Go through the records and show each line where the word "Заключение" occurs.

== AVAILABLE RECORDS ==

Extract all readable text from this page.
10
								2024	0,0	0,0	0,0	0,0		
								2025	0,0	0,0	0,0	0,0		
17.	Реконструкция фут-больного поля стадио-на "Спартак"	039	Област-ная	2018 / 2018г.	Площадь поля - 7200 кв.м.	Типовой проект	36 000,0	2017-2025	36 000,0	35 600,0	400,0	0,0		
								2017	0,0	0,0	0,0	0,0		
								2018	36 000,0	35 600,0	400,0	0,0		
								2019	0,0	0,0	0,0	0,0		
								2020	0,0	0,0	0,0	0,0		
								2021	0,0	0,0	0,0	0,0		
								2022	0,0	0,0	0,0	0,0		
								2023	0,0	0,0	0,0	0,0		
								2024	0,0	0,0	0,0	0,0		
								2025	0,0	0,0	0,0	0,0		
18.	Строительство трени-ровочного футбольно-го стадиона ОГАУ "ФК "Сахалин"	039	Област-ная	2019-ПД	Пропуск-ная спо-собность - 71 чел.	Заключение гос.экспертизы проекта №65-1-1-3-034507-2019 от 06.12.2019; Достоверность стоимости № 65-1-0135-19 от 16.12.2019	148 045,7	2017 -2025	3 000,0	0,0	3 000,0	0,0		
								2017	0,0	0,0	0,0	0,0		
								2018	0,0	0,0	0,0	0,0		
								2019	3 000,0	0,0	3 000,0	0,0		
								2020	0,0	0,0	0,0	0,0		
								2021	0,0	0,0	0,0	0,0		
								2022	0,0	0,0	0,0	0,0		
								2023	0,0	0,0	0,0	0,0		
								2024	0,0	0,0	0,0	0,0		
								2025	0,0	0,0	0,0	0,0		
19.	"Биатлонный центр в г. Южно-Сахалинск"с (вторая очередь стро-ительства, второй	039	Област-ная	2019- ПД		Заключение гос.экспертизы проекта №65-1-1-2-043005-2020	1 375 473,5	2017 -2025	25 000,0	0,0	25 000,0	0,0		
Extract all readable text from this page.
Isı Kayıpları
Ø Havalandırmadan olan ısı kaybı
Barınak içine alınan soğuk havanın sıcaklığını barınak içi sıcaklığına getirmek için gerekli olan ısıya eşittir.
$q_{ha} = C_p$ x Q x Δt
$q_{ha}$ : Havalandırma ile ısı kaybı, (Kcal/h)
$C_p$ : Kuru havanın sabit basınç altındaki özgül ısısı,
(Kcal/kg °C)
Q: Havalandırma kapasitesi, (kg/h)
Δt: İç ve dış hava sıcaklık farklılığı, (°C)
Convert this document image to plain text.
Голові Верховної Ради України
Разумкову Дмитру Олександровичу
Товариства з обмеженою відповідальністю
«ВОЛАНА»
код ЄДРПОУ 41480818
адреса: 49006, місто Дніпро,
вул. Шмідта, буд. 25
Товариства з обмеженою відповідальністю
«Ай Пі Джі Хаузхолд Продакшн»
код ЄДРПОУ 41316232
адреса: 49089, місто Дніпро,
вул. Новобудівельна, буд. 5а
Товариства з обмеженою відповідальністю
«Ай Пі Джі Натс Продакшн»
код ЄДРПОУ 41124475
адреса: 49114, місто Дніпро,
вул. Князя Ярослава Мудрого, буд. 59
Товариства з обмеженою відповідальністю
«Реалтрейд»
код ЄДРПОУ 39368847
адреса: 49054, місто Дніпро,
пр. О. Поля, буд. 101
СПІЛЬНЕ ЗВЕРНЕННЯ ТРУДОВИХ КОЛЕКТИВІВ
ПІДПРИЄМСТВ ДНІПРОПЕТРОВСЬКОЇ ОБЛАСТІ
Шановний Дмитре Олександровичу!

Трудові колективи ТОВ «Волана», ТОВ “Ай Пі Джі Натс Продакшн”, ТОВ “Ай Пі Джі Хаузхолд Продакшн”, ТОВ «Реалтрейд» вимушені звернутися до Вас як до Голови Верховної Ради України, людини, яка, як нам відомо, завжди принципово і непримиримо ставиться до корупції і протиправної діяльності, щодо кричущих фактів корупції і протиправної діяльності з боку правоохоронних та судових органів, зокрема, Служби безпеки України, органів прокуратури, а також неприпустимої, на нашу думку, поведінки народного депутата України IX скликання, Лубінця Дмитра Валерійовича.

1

===

### IN RESPONSE
18.	Строительство трени-ровочного футбольно-го стадиона ОГАУ "ФК "Сахалин"	039	Област-ная	2019-ПД	Пропуск-ная спо-собность - 71 чел.	Заключение гос.экспертизы проекта №65-1-1-3-034507-2019 от 06.12.2019; Достоверность стоимости № 65-1-0135-19 от 16.12.2019	148 045,7	2017 -2025	3 000,0	0,0	3 000,0	0,0		
19.	"Биатлонный центр в г. Южно-Сахалинск"с (вторая очередь стро-ительства, второй	039	Област-ная	2019- ПД		Заключение гос.экспертизы проекта №65-1-1-2-043005-2020	1 375 473,5	2017 -2025	25 000,0	0,0	25 000,0	0,0		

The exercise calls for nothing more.